Rewrite the records as a numbered list, from their first line through the line containing "app-icon (22, 5, 37, 20)", with both of those lines included. Leave out any blank lines.

* DATA FOR PROCESSING *
##############################
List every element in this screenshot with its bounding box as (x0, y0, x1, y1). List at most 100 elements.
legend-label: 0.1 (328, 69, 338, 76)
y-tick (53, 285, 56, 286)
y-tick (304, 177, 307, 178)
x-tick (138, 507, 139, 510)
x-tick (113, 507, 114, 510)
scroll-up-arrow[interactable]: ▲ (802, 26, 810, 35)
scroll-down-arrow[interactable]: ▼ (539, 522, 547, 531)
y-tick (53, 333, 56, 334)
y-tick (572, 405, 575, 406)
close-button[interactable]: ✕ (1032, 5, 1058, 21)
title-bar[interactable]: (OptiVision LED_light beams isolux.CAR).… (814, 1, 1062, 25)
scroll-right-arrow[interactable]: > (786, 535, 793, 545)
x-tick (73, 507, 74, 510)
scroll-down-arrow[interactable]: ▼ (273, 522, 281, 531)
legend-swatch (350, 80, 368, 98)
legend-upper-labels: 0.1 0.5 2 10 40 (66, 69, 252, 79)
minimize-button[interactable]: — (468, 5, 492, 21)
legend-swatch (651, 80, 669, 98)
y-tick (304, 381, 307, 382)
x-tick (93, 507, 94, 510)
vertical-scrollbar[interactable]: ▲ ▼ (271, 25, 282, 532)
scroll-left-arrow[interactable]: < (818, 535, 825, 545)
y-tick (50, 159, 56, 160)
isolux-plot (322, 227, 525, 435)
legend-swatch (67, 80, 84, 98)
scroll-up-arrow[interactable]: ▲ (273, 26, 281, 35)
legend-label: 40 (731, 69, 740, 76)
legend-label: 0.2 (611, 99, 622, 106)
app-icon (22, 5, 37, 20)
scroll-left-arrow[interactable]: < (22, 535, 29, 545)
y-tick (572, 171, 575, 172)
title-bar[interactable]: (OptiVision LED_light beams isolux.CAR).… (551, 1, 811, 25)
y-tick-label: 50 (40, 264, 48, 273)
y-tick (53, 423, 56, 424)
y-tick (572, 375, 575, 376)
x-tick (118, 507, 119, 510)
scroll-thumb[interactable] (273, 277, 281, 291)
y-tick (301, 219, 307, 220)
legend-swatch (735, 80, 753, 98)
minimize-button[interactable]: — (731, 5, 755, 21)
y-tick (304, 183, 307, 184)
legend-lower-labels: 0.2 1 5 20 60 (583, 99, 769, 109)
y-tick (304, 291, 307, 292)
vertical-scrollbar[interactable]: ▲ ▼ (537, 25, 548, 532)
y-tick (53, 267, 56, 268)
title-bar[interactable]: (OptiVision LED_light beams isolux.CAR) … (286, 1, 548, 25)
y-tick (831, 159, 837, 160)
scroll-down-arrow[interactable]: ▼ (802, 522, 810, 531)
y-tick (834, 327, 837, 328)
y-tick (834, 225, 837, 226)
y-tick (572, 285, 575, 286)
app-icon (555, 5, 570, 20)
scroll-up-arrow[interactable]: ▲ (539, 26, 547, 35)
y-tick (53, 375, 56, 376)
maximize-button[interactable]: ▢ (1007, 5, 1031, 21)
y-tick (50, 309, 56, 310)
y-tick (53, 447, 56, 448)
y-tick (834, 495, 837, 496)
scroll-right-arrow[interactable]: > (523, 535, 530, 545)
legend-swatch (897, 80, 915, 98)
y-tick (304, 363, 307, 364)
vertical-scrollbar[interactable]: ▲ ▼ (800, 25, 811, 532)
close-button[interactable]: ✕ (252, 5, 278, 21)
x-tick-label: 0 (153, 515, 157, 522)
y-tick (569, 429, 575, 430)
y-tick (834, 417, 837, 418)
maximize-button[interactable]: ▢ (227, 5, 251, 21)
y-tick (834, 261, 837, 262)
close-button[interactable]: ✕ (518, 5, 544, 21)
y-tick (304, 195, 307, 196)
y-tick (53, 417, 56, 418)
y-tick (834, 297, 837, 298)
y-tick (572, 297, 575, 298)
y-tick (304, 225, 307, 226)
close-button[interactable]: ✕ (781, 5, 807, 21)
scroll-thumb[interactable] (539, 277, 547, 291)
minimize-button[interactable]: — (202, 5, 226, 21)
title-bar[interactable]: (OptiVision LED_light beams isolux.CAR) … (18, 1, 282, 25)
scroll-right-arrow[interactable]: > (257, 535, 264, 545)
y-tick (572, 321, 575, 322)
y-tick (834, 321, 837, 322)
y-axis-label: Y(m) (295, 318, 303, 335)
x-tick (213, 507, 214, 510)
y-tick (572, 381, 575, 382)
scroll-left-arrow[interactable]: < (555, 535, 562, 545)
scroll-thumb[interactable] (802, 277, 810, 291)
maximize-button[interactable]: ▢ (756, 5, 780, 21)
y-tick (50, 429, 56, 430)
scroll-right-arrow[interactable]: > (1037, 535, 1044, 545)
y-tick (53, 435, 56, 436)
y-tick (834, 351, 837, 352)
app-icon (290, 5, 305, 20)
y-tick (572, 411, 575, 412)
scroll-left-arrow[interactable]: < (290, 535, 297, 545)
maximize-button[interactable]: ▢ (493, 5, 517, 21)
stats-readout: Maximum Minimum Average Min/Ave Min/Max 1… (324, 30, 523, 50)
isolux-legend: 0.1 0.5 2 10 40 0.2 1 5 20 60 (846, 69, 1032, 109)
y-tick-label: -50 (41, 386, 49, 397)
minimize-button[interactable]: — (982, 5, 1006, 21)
##############################
* WRITTEN ANSWER *
1. List every element in this screenshot with its bounding box as (x0, y0, x1, y1). List at most 100 elements.
2. legend-label: 0.1 (328, 69, 338, 76)
3. y-tick (53, 285, 56, 286)
4. y-tick (304, 177, 307, 178)
5. x-tick (138, 507, 139, 510)
6. x-tick (113, 507, 114, 510)
7. scroll-up-arrow[interactable]: ▲ (802, 26, 810, 35)
8. scroll-down-arrow[interactable]: ▼ (539, 522, 547, 531)
9. y-tick (53, 333, 56, 334)
10. y-tick (572, 405, 575, 406)
11. close-button[interactable]: ✕ (1032, 5, 1058, 21)
12. title-bar[interactable]: (OptiVision LED_light beams isolux.CAR).… (814, 1, 1062, 25)
13. scroll-right-arrow[interactable]: > (786, 535, 793, 545)
14. x-tick (73, 507, 74, 510)
15. scroll-down-arrow[interactable]: ▼ (273, 522, 281, 531)
16. legend-swatch (350, 80, 368, 98)
17. legend-upper-labels: 0.1 0.5 2 10 40 (66, 69, 252, 79)
18. minimize-button[interactable]: — (468, 5, 492, 21)
19. legend-swatch (651, 80, 669, 98)
20. y-tick (304, 381, 307, 382)
21. x-tick (93, 507, 94, 510)
22. vertical-scrollbar[interactable]: ▲ ▼ (271, 25, 282, 532)
23. scroll-left-arrow[interactable]: < (818, 535, 825, 545)
24. y-tick (50, 159, 56, 160)
25. isolux-plot (322, 227, 525, 435)
26. legend-swatch (67, 80, 84, 98)
27. scroll-up-arrow[interactable]: ▲ (273, 26, 281, 35)
28. legend-label: 40 (731, 69, 740, 76)
29. legend-label: 0.2 (611, 99, 622, 106)
30. app-icon (22, 5, 37, 20)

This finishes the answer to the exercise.